◆ Task item ◆
Report every line of the material that contains the string "étude".

··· Material provided

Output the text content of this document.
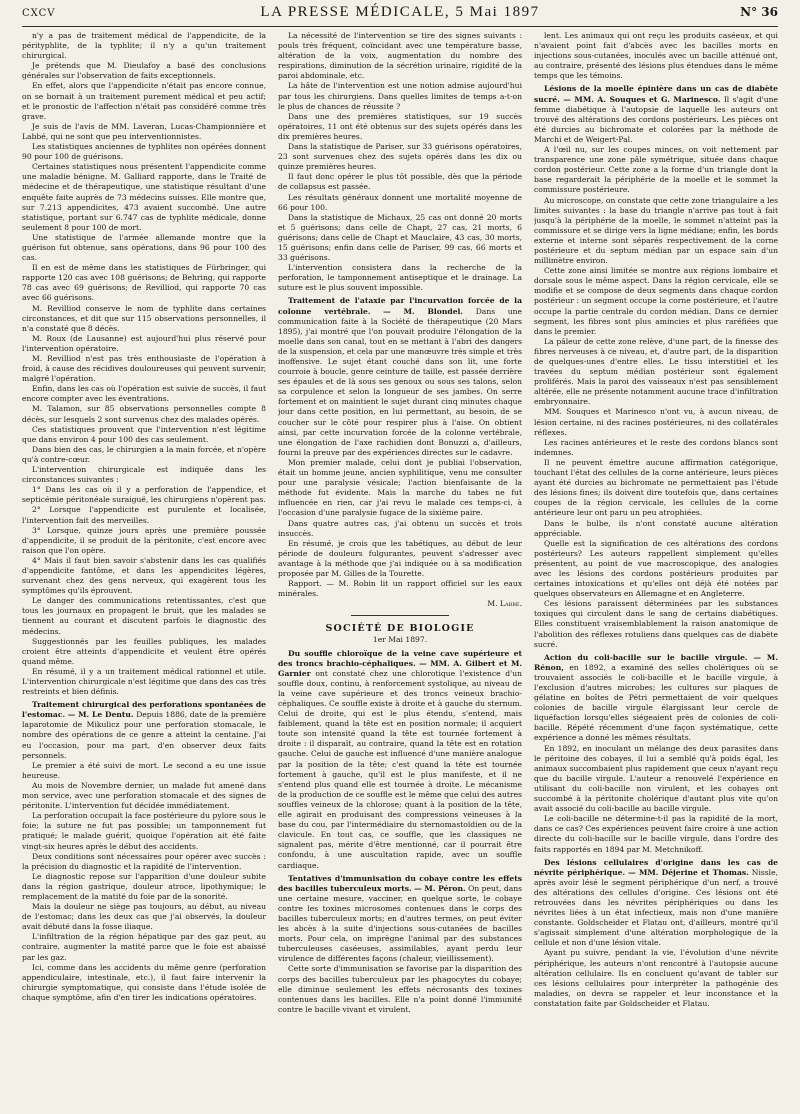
CXCV	LA PRESSE MÉDICALE, 5 Mai 1897	N° 36

n'y a pas de traitement médical de l'appendicite, de la pérityphlite, de la typhlite; il n'y a qu'un traitement chirurgical.

Je prétends que M. Dieulafoy a basé des conclusions générales sur l'observation de faits exceptionnels.

En effet, alors que l'appendicite n'était pas encore connue, on se bornait à un traitement purement médical et peu actif; et le pronostic de l'affection n'était pas considéré comme très grave.

Je suis de l'avis de MM. Laveran, Lucas-Championnière et Labbé, qui ne sont que peu interventionnistes.

Les statistiques anciennes de typhlites non opérées donnent 90 pour 100 de guérisons.

Certaines statistiques nous présentent l'appendicite comme une maladie bénigne. M. Galliard rapporte, dans le Traité de médecine et de thérapeutique, une statistique résultant d'une enquête faite auprès de 73 médecins suisses. Elle montre que, sur 7.213 appendicites, 473 avaient succombé. Une autre statistique, portant sur 6.747 cas de typhlite médicale, donne seulement 8 pour 100 de mort.

Une statistique de l'armée allemande montre que la guérison fut obtenue, sans opérations, dans 96 pour 100 des cas.

Il en est de même dans les statistiques de Fürbringer, qui rapporte 120 cas avec 108 guérisons; de Behring, qui rapporte 78 cas avec 69 guérisons; de Revilliod, qui rapporte 70 cas avec 66 guérisons.

M. Revilliod conserve le nom de typhlite dans certaines circonstances, et dit que sur 115 observations personnelles, il n'a constaté que 8 décès.

M. Roux (de Lausanne) est aujourd'hui plus réservé pour l'intervention opératoire.

M. Revilliod n'est pas très enthousiaste de l'opération à froid, à cause des récidives douloureuses qui peuvent survenir, malgré l'opération.

Enfin, dans les cas où l'opération est suivie de succès, il faut encore compter avec les éventrations.

M. Talamon, sur 85 observations personnelles compte 8 décès, sur lesquels 2 sont survenus chez des malades opérés.

Ces statistiques prouvent que l'intervention n'est légitime que dans environ 4 pour 100 des cas seulement.

Dans bien des cas, le chirurgien a la main forcée, et n'opère qu'à contre-cœur.

L'intervention chirurgicale est indiquée dans les circonstances suivantes :

1° Dans les cas où il y a perforation de l'appendice, et septicémie péritonéale suraiguë, les chirurgiens n'opèrent pas.

2° Lorsque l'appendicite est purulente et localisée, l'intervention fait des merveilles.

3° Lorsque, quinze jours après une première poussée d'appendicite, il se produit de la péritonite, c'est encore avec raison que l'on opère.

4° Mais il faut bien savoir s'abstenir dans les cas qualifiés d'appendicite fantôme, et dans les appendicites légères, survenant chez des gens nerveux, qui exagèrent tous les symptômes qu'ils éprouvent.

Le danger des communications retentissantes, c'est que tous les journaux en propagent le bruit, que les malades se tiennent au courant et discutent parfois le diagnostic des médecins.

Suggestionnés par les feuilles publiques, les malades croient être atteints d'appendicite et veulent être opérés quand même.

En résumé, il y a un traitement médical rationnel et utile. L'intervention chirurgicale n'est légitime que dans des cas très restreints et bien définis.

Traitement chirurgical des perforations spontanées de l'estomac. — M. Le Dentu. Depuis 1886, date de la première laparotomie de Mikulicz pour une perforation stomacale, le nombre des opérations de ce genre a atteint la centaine. J'ai eu l'occasion, pour ma part, d'en observer deux faits personnels.

Le premier a été suivi de mort. Le second a eu une issue heureuse.

Au mois de Novembre dernier, un malade fut amené dans mon service, avec une perforation stomacale et des signes de péritonite. L'intervention fut décidée immédiatement.

La perforation occupait la face postérieure du pylore sous le foie; la suture ne fut pas possible; un tamponnement fut pratiqué; le malade guérit, quoique l'opération ait été faite vingt-six heures après le début des accidents.

Deux conditions sont nécessaires pour opérer avec succès : la précision du diagnostic et la rapidité de l'intervention.

Le diagnostic repose sur l'apparition d'une douleur subite dans la région gastrique, douleur atroce, lipothymique; le remplacement de la matité du foie par de la sonorité.

Mais la douleur ne siège pas toujours, au début, au niveau de l'estomac; dans les deux cas que j'ai observés, la douleur avait débuté dans la fosse iliaque.

L'infiltration de la région hépatique par des gaz peut, au contraire, augmenter la matité parce que le foie est abaissé par les gaz.

Ici, comme dans les accidents du même genre (perforation appendiculaire, intestinale, etc.), il faut faire intervenir la chirurgie symptomatique, qui consiste dans l'étude isolée de chaque symptôme, afin d'en tirer les indications opératoires.

La nécessité de l'intervention se tire des signes suivants : pouls très fréquent, coïncidant avec une température basse, altération de la voix, augmentation du nombre des respirations, diminution de la sécrétion urinaire, rigidité de la paroi abdominale, etc.

La hâte de l'intervention est une notion admise aujourd'hui par tous les chirurgiens. Dans quelles limites de temps a-t-on le plus de chances de réussite ?

Dans une des premières statistiques, sur 19 succès opératoires, 11 ont été obtenus sur des sujets opérés dans les dix premières heures.

Dans la statistique de Pariser, sur 33 guérisons opératoires, 23 sont survenues chez des sujets opérés dans les dix ou quinze premières heures.

Il faut donc opérer le plus tôt possible, dès que la période de collapsus est passée.

Les résultats généraux donnent une mortalité moyenne de 66 pour 100.

Dans la statistique de Michaux, 25 cas ont donné 20 morts et 5 guérisons; dans celle de Chapt, 27 cas, 21 morts, 6 guérisons; dans celle de Chapt et Mauclaire, 43 cas, 30 morts, 15 guérisons; enfin dans celle de Pariser, 99 cas, 66 morts et 33 guérisons.

L'intervention consistera dans la recherche de la perforation, le tamponnement antiseptique et le drainage. La suture est le plus souvent impossible.

Traitement de l'ataxie par l'incurvation forcée de la colonne vertébrale. — M. Blondel. Dans une communication faite à la Société de thérapeutique (20 Mars 1895), j'ai montré que l'on pouvait produire l'élongation de la moelle dans son canal, tout en se mettant à l'abri des dangers de la suspension, et cela par une manœuvre très simple et très inoffensive. Le sujet étant couché dans son lit, une forte courroie à boucle, genre ceinture de taille, est passée derrière ses épaules et de là sous ses genoux ou sous ses talons, selon sa corpulence et selon la longueur de ses jambes. On serre fortement et on maintient le sujet durant cinq minutes chaque jour dans cette position, en lui permettant, au besoin, de se coucher sur le côté pour respirer plus à l'aise. On obtient ainsi, par cette incurvation forcée de la colonne vertébrale, une élongation de l'axe rachidien dont Bonuzzi a, d'ailleurs, fourni la preuve par des expériences directes sur le cadavre.

Mon premier malade, celui dont je publiai l'observation, était un homme jeune, ancien syphilitique, venu me consulter pour une paralysie vésicale; l'action bienfaisante de la méthode fut évidente. Mais la marche du tabes ne fut influencée en rien, car j'ai revu le malade ces temps-ci, à l'occasion d'une paralysie fugace de la sixième paire.

Dans quatre autres cas, j'ai obtenu un succès et trois insuccès.

En résumé, je crois que les tabétiques, au début de leur période de douleurs fulgurantes, peuvent s'adresser avec avantage à la méthode que j'ai indiquée ou à sa modification proposée par M. Gilles de la Tourette.

Rapport. — M. Robin lit un rapport officiel sur les eaux minérales.

M. Labbé.
SOCIÉTÉ DE BIOLOGIE
1er Mai 1897.

Du souffle chloroïque de la veine cave supérieure et des troncs brachio-céphaliques. — MM. A. Gilbert et M. Garnier ont constaté chez une chlorotique l'existence d'un souffle doux, continu, à renforcement systolique, au niveau de la veine cave supérieure et des troncs veineux brachio-céphaliques. Ce souffle existe à droite et à gauche du sternum. Celui de droite, qui est le plus étendu, s'entend, mais faiblement, quand la tête est en position normale; il acquiert toute son intensité quand la tête est tournée fortement à droite : il disparaît, au contraire, quand la tête est en rotation gauche. Celui de gauche est influencé d'une manière analogue par la position de la tête; c'est quand la tête est tournée fortement à gauche, qu'il est le plus manifeste, et il ne s'entend plus quand elle est tournée à droite. Le mécanisme de la production de ce souffle est le même que celui des autres souffles veineux de la chlorose; quant à la position de la tête, elle agirait en produisant des compressions veineuses à la base du cou, par l'intermédiaire du sternomastoïdien ou de la clavicule. En tout cas, ce souffle, que les classiques ne signalent pas, mérite d'être mentionné, car il pourrait être confondu, à une auscultation rapide, avec un souffle cardiaque.

Tentatives d'immunisation du cobaye contre les effets des bacilles tuberculeux morts. — M. Péron. On peut, dans une certaine mesure, vacciner, en quelque sorte, le cobaye contre les toxines microsomes contenues dans le corps des bacilles tuberculeux morts; en d'autres termes, on peut éviter les abcès à la suite d'injections sous-cutanées de bacilles morts. Pour cela, on imprègne l'animal par des substances tuberculeuses caséeuses, assimilables, ayant perdu leur virulence de différentes façons (chaleur, vieillissement).

Cette sorte d'immunisation se favorise par la disparition des corps des bacilles tuberculeux par les phagocytes du cobaye; elle diminue seulement les effets nécrosants des toxines contenues dans les bacilles. Elle n'a point donné l'immunité contre le bacille vivant et virulent.

lent. Les animaux qui ont reçu les produits caséeux, et qui n'avaient point fait d'abcès avec les bacilles morts en injections sous-cutanées, inoculés avec un bacille atténué ont, au contraire, présenté des lésions plus étendues dans le même temps que les témoins.

Lésions de la moelle épinière dans un cas de diabète sucré. — MM. A. Souques et G. Marinesco. Il s'agit d'une femme diabétique à l'autopsie de laquelle les auteurs ont trouvé des altérations des cordons postérieurs. Les pièces ont été durcies au bichromate et colorées par la méthode de Marchi et de Weigert-Pal.

A l'œil nu, sur les coupes minces, on voit nettement par transparence une zone pâle symétrique, située dans chaque cordon postérieur. Cette zone a la forme d'un triangle dont la base regarderait la périphérie de la moelle et le sommet la commissure postérieure.

Au microscope, on constate que cette zone triangulaire a les limites suivantes : la base du triangle n'arrive pas tout à fait jusqu'à la périphérie de la moelle, le sommet n'atteint pas la commissure et se dirige vers la ligne médiane; enfin, les bords externe et interne sont séparés respectivement de la corne postérieure et du septum médian par un espace sain d'un millimètre environ.

Cette zone ainsi limitée se montre aux régions lombaire et dorsale sous le même aspect. Dans la région cervicale, elle se modifie et se compose de deux segments dans chaque cordon postérieur : un segment occupe la corne postérieure, et l'autre occupe la partie centrale du cordon médian. Dans ce dernier segment, les fibres sont plus amincies et plus raréfiées que dans le premier.

La pâleur de cette zone relève, d'une part, de la finesse des fibres nerveuses à ce niveau, et, d'autre part, de la disparition de quelques-unes d'entre elles. Le tissu interstitiel et les travées du septum médian postérieur sont également proliférés. Mais la paroi des vaisseaux n'est pas sensiblement altérée, elle ne présente notamment aucune trace d'infiltration embryonnaire.

MM. Souques et Marinesco n'ont vu, à aucun niveau, de lésion certaine, ni des racines postérieures, ni des collatérales réflexes.

Les racines antérieures et le reste des cordons blancs sont indemnes.

Il ne peuvent émettre aucune affirmation catégorique, touchant l'état des cellules de la corne antérieure, leurs pièces ayant été durcies au bichromate ne permettaient pas l'étude des lésions fines; ils doivent dire toutefois que, dans certaines coupes de la région cervicale, les cellules de la corne antérieure leur ont paru un peu atrophiées.

Dans le bulbe, ils n'ont constaté aucune altération appréciable.

Quelle est la signification de ces altérations des cordons postérieurs? Les auteurs rappellent simplement qu'elles présentent, au point de vue macroscopique, des analogies avec les lésions des cordons postérieurs produites par certaines intoxications et qu'elles ont déjà été notées par quelques observateurs en Allemagne et en Angleterre.

Ces lésions paraissent déterminées par les substances toxiques qui circulent dans le sang de certains diabétiques. Elles constituent vraisemblablement la raison anatomique de l'abolition des réflexes rotuliens dans quelques cas de diabète sucré.

Action du coli-bacille sur le bacille virgule. — M. Rénon, en 1892, a examiné des selles cholériques où se trouvaient associés le coli-bacille et le bacille virgule, à l'exclusion d'autres microbes; les cultures sur plaques de gélatine en boîtes de Pétri permettaient de voir quelques colonies de bacille virgule élargissant leur cercle de liquéfaction lorsqu'elles siégeaient près de colonies de coli-bacille. Répété récemment d'une façon systématique, cette expérience a donné les mêmes résultats.

En 1892, en inoculant un mélange des deux parasites dans le péritoine des cobayes, il lui a semblé qu'à poids égal, les animaux succombaient plus rapidement que ceux n'ayant reçu que du bacille virgule. L'auteur a renouvelé l'expérience en utilisant du coli-bacille non virulent, et les cobayes ont succombé à la péritonite cholérique d'autant plus vite qu'on avait associé du coli-bacille au bacille virgule.

Le coli-bacille ne détermine-t-il pas la rapidité de la mort, dans ce cas? Ces expériences peuvent faire croire à une action directe du coli-bacille sur le bacille virgule, dans l'ordre des faits rapportés en 1894 par M. Metchnikoff.

Des lésions cellulaires d'origine dans les cas de névrite périphérique. — MM. Déjerine et Thomas. Nissle, après avoir lésé le segment périphérique d'un nerf, a trouvé des altérations des cellules d'origine. Ces lésions ont été retrouvées dans les névrites périphériques ou dans les névrites liées à un état infectieux, mais non d'une manière constante. Goldscheider et Flatau ont, d'ailleurs, montré qu'il s'agissait simplement d'une altération morphologique de la cellule et non d'une lésion vitale.

Ayant pu suivre, pendant la vie, l'évolution d'une névrite périphérique, les auteurs n'ont rencontré à l'autopsie aucune altération cellulaire. Ils en concluent qu'avant de tabler sur ces lésions cellulaires pour interpréter la pathogénie des maladies, on devra se rappeler et leur inconstance et la constatation faite par Goldscheider et Flatau.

······

◆ Your response ◆
Ici, comme dans les accidents du même genre (perforation appendiculaire, intestinale, etc.), il faut faire intervenir la chirurgie symptomatique, qui consiste dans l'étude isolée de chaque symptôme, afin d'en tirer les indications opératoires.
Il ne peuvent émettre aucune affirmation catégorique, touchant l'état des cellules de la corne antérieure, leurs pièces ayant été durcies au bichromate ne permettaient pas l'étude des lésions fines; ils doivent dire toutefois que, dans certaines coupes de la région cervicale, les cellules de la corne antérieure leur ont paru un peu atrophiées.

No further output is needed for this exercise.